### WHAT THIS TASK INVOLVES
Copy the lines below as they are; omit the images they contain.

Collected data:
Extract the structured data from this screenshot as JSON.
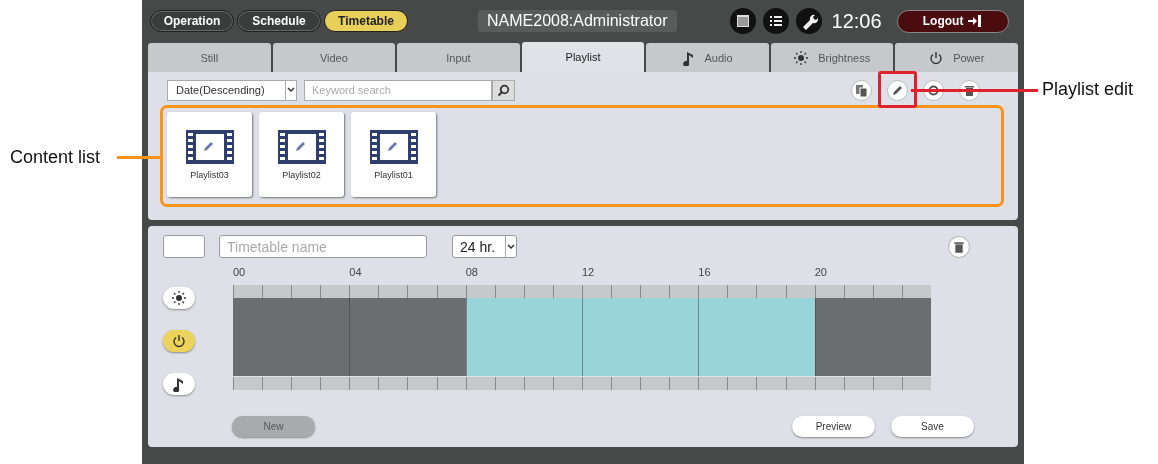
{
  "mode_buttons": [
    {
      "label": "Operation",
      "selected": false
    },
    {
      "label": "Schedule",
      "selected": false
    },
    {
      "label": "Timetable",
      "selected": true
    }
  ],
  "user": "NAME2008:Administrator",
  "header_icons": [
    {
      "kind": "calendar"
    },
    {
      "kind": "list"
    },
    {
      "kind": "wrench"
    }
  ],
  "time": "12:06",
  "logout": "Logout",
  "tabs": [
    {
      "label": "Still",
      "kind": "plain",
      "selected": false
    },
    {
      "label": "Video",
      "kind": "plain",
      "selected": false
    },
    {
      "label": "Input",
      "kind": "plain",
      "selected": false
    },
    {
      "label": "Playlist",
      "kind": "plain",
      "selected": true
    },
    {
      "label": "Audio",
      "kind": "audio",
      "selected": false
    },
    {
      "label": "Brightness",
      "kind": "brightness",
      "selected": false
    },
    {
      "label": "Power",
      "kind": "power",
      "selected": false
    }
  ],
  "content_toolbar": {
    "sort": "Date(Descending)",
    "search_placeholder": "Keyword search",
    "icons": [
      {
        "kind": "copy",
        "highlighted": false
      },
      {
        "kind": "edit",
        "highlighted": true
      },
      {
        "kind": "circle",
        "highlighted": false
      },
      {
        "kind": "trash",
        "highlighted": false
      }
    ]
  },
  "content_list": {
    "highlighted": true,
    "items": [
      {
        "name": "Playlist03"
      },
      {
        "name": "Playlist02"
      },
      {
        "name": "Playlist01"
      }
    ]
  },
  "annotations": [
    {
      "kind": "content_list",
      "text": "Content list"
    },
    {
      "kind": "playlist_edit",
      "text": "Playlist edit"
    }
  ],
  "timetable": {
    "name_placeholder": "Timetable name",
    "range": "24 hr.",
    "hour_labels": [
      "00",
      "04",
      "08",
      "12",
      "16",
      "20"
    ],
    "hours": [
      {
        "on": false
      },
      {
        "on": false
      },
      {
        "on": false
      },
      {
        "on": false
      },
      {
        "on": false
      },
      {
        "on": false
      },
      {
        "on": false
      },
      {
        "on": false
      },
      {
        "on": true
      },
      {
        "on": true
      },
      {
        "on": true
      },
      {
        "on": true
      },
      {
        "on": true
      },
      {
        "on": true
      },
      {
        "on": true
      },
      {
        "on": true
      },
      {
        "on": true
      },
      {
        "on": true
      },
      {
        "on": true
      },
      {
        "on": true
      },
      {
        "on": false
      },
      {
        "on": false
      },
      {
        "on": false
      },
      {
        "on": false
      }
    ],
    "channels": [
      {
        "kind": "brightness",
        "selected": false
      },
      {
        "kind": "power",
        "selected": true
      },
      {
        "kind": "audio",
        "selected": false
      }
    ],
    "buttons": [
      {
        "label": "New",
        "disabled": true
      },
      {
        "label": "Preview",
        "disabled": false
      },
      {
        "label": "Save",
        "disabled": false
      }
    ]
  }
}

### RESPONSE TO THIS EXERCISE
Extract the structured data from this screenshot as JSON.
{
  "mode_buttons": [
    {
      "label": "Operation",
      "selected": false
    },
    {
      "label": "Schedule",
      "selected": false
    },
    {
      "label": "Timetable",
      "selected": true
    }
  ],
  "user": "NAME2008:Administrator",
  "header_icons": [
    {
      "kind": "calendar"
    },
    {
      "kind": "list"
    },
    {
      "kind": "wrench"
    }
  ],
  "time": "12:06",
  "logout": "Logout",
  "tabs": [
    {
      "label": "Still",
      "kind": "plain",
      "selected": false
    },
    {
      "label": "Video",
      "kind": "plain",
      "selected": false
    },
    {
      "label": "Input",
      "kind": "plain",
      "selected": false
    },
    {
      "label": "Playlist",
      "kind": "plain",
      "selected": true
    },
    {
      "label": "Audio",
      "kind": "audio",
      "selected": false
    },
    {
      "label": "Brightness",
      "kind": "brightness",
      "selected": false
    },
    {
      "label": "Power",
      "kind": "power",
      "selected": false
    }
  ],
  "content_toolbar": {
    "sort": "Date(Descending)",
    "search_placeholder": "Keyword search",
    "icons": [
      {
        "kind": "copy",
        "highlighted": false
      },
      {
        "kind": "edit",
        "highlighted": true
      },
      {
        "kind": "circle",
        "highlighted": false
      },
      {
        "kind": "trash",
        "highlighted": false
      }
    ]
  },
  "content_list": {
    "highlighted": true,
    "items": [
      {
        "name": "Playlist03"
      },
      {
        "name": "Playlist02"
      },
      {
        "name": "Playlist01"
      }
    ]
  },
  "annotations": [
    {
      "kind": "content_list",
      "text": "Content list"
    },
    {
      "kind": "playlist_edit",
      "text": "Playlist edit"
    }
  ],
  "timetable": {
    "name_placeholder": "Timetable name",
    "range": "24 hr.",
    "hour_labels": [
      "00",
      "04",
      "08",
      "12",
      "16",
      "20"
    ],
    "hours": [
      {
        "on": false
      },
      {
        "on": false
      },
      {
        "on": false
      },
      {
        "on": false
      },
      {
        "on": false
      },
      {
        "on": false
      },
      {
        "on": false
      },
      {
        "on": false
      },
      {
        "on": true
      },
      {
        "on": true
      },
      {
        "on": true
      },
      {
        "on": true
      },
      {
        "on": true
      },
      {
        "on": true
      },
      {
        "on": true
      },
      {
        "on": true
      },
      {
        "on": true
      },
      {
        "on": true
      },
      {
        "on": true
      },
      {
        "on": true
      },
      {
        "on": false
      },
      {
        "on": false
      },
      {
        "on": false
      },
      {
        "on": false
      }
    ],
    "channels": [
      {
        "kind": "brightness",
        "selected": false
      },
      {
        "kind": "power",
        "selected": true
      },
      {
        "kind": "audio",
        "selected": false
      }
    ],
    "buttons": [
      {
        "label": "New",
        "disabled": true
      },
      {
        "label": "Preview",
        "disabled": false
      },
      {
        "label": "Save",
        "disabled": false
      }
    ]
  }
}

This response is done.